What the exercise asks -
Which lines hold the word "content"? Copy each of them from the material.

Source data

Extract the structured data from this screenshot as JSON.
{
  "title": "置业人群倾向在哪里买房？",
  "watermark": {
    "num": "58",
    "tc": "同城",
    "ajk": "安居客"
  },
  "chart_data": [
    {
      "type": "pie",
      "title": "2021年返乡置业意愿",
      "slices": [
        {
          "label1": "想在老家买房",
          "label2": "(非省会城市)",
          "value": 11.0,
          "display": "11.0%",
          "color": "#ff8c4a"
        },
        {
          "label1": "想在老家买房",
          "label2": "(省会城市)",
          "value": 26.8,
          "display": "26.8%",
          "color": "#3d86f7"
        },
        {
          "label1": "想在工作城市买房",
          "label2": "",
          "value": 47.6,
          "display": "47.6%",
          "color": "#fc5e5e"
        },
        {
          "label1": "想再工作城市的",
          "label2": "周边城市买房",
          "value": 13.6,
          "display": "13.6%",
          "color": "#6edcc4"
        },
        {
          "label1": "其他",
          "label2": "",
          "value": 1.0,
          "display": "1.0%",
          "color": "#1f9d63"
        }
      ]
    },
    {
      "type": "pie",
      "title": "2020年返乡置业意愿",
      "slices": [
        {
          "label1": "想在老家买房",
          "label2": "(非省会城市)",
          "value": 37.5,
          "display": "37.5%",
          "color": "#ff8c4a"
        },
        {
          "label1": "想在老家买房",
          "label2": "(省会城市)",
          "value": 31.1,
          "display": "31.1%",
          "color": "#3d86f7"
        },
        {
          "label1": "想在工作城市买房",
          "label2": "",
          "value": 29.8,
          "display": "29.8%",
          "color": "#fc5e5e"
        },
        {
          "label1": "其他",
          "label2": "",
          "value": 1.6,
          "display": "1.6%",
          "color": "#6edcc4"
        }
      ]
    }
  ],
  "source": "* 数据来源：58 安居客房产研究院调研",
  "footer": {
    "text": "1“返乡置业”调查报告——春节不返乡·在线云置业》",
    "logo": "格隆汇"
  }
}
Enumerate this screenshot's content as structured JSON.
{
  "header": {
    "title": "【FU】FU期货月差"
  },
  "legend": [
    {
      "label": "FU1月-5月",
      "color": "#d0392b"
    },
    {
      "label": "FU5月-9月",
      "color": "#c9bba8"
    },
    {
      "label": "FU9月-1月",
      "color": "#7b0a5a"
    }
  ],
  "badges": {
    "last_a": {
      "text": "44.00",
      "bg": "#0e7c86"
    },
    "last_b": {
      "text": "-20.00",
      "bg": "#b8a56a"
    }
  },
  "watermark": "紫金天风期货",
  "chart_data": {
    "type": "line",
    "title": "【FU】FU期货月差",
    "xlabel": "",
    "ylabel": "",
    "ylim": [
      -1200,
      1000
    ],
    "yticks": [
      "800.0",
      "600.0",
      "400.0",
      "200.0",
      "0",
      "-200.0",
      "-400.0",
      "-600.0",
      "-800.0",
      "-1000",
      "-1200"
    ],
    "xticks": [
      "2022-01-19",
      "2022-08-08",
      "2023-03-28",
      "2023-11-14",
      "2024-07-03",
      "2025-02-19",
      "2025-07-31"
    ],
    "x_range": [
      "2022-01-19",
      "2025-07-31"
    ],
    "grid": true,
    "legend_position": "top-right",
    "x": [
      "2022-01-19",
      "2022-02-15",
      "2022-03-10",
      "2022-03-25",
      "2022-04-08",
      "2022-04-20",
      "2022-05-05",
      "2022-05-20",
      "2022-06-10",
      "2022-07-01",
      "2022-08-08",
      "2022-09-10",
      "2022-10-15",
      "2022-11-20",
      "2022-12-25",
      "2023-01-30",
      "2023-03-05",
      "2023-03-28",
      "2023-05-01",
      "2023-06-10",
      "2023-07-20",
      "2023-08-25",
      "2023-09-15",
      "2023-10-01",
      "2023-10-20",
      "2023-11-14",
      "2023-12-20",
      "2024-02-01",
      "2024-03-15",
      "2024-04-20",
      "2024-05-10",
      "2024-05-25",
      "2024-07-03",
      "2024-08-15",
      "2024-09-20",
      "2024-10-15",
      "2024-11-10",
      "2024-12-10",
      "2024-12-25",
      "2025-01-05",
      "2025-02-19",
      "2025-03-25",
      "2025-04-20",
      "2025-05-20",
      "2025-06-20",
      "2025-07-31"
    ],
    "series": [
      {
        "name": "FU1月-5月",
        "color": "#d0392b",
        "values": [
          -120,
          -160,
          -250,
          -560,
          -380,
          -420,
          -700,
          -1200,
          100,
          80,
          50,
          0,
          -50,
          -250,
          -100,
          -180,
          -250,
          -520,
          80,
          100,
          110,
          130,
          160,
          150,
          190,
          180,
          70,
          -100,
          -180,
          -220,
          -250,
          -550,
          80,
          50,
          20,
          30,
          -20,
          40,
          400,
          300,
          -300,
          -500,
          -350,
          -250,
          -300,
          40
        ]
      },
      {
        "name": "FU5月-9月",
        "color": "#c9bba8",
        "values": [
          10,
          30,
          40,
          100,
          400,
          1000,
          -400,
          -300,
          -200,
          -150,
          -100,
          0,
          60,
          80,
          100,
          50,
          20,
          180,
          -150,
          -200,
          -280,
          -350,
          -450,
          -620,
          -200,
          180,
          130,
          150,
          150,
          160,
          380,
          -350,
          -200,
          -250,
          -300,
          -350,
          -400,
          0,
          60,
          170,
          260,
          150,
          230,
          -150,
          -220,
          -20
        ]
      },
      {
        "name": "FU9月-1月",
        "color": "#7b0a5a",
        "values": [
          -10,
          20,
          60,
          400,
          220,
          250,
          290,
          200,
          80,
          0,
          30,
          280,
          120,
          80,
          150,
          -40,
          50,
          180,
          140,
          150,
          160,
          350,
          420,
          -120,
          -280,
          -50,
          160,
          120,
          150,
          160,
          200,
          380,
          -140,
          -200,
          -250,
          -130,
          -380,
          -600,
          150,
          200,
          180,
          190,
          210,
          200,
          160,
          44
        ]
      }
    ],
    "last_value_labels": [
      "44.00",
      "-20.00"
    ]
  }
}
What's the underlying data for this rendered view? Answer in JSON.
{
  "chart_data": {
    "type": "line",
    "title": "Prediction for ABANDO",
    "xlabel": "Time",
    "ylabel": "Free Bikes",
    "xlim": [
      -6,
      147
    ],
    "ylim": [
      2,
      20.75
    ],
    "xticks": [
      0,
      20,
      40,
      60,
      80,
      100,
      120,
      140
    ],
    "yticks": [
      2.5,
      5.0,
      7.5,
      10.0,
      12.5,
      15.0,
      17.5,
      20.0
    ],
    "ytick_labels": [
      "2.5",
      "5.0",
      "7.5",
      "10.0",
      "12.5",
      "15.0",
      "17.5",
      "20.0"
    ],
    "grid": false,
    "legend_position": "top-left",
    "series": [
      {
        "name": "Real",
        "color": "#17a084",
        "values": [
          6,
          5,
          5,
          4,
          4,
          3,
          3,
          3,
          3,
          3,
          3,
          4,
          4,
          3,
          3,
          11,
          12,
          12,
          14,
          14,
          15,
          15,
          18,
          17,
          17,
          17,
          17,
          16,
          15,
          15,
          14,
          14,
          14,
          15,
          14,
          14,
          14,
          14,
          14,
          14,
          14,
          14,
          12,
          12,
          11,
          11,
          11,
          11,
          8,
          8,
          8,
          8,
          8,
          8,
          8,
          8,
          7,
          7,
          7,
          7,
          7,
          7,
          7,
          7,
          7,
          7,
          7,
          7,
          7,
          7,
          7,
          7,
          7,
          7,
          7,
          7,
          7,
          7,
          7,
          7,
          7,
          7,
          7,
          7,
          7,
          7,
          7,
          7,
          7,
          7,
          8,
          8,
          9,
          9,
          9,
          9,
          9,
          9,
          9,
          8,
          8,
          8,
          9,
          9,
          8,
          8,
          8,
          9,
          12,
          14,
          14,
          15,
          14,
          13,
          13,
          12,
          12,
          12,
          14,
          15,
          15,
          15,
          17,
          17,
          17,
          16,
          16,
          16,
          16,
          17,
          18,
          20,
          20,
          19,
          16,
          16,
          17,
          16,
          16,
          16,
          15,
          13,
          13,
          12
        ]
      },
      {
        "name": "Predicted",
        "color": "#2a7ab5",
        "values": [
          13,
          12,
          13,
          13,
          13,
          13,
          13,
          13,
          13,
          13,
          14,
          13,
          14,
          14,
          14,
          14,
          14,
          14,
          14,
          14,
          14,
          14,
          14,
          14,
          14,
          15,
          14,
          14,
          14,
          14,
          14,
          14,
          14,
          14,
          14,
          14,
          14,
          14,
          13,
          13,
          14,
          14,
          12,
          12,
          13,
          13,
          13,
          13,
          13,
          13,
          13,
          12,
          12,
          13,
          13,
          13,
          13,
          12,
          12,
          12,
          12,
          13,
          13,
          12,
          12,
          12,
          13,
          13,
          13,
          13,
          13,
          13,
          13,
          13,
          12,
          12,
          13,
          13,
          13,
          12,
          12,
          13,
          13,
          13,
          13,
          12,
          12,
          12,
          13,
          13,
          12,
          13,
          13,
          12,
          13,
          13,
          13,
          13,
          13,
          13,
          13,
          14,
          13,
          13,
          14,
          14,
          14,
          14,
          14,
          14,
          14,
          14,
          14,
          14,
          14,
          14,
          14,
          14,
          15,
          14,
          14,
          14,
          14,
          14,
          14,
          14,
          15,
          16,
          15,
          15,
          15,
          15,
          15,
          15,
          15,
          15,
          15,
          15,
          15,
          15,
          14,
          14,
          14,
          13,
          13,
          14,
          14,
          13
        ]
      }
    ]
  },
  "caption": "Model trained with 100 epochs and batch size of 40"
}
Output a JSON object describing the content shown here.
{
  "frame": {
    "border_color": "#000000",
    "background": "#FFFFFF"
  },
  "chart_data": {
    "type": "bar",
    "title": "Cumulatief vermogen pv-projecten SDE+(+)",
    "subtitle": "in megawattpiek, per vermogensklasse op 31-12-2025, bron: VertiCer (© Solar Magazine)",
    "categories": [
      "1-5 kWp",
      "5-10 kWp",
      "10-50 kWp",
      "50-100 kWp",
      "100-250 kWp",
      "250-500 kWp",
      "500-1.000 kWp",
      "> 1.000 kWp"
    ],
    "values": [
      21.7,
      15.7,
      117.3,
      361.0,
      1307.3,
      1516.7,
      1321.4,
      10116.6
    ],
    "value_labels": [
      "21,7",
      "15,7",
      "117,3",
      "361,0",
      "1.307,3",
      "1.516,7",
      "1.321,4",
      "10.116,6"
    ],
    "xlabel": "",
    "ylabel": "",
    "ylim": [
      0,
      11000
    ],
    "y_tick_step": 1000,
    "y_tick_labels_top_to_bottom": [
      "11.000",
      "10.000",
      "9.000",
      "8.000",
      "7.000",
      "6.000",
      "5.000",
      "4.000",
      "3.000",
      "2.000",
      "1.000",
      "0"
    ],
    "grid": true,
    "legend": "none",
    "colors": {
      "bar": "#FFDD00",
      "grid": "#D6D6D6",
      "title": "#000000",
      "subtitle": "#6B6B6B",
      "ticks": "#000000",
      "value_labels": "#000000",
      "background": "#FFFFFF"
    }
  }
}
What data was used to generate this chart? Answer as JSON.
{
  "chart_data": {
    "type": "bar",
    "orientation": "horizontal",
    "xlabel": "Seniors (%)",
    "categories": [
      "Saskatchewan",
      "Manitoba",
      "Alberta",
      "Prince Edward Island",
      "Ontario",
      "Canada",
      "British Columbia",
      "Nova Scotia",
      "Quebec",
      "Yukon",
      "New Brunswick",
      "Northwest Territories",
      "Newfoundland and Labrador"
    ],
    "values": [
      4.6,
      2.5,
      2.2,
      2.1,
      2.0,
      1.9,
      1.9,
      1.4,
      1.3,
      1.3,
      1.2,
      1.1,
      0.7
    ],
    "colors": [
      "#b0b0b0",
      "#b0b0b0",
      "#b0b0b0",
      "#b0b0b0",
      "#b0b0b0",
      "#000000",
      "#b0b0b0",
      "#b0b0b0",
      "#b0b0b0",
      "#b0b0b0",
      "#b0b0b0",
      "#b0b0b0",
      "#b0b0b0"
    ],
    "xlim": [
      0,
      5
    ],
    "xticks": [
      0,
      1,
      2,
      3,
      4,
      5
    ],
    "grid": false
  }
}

Full output -
Enumerate this screenshot's content as structured JSON.
Output a JSON object describing the content shown here.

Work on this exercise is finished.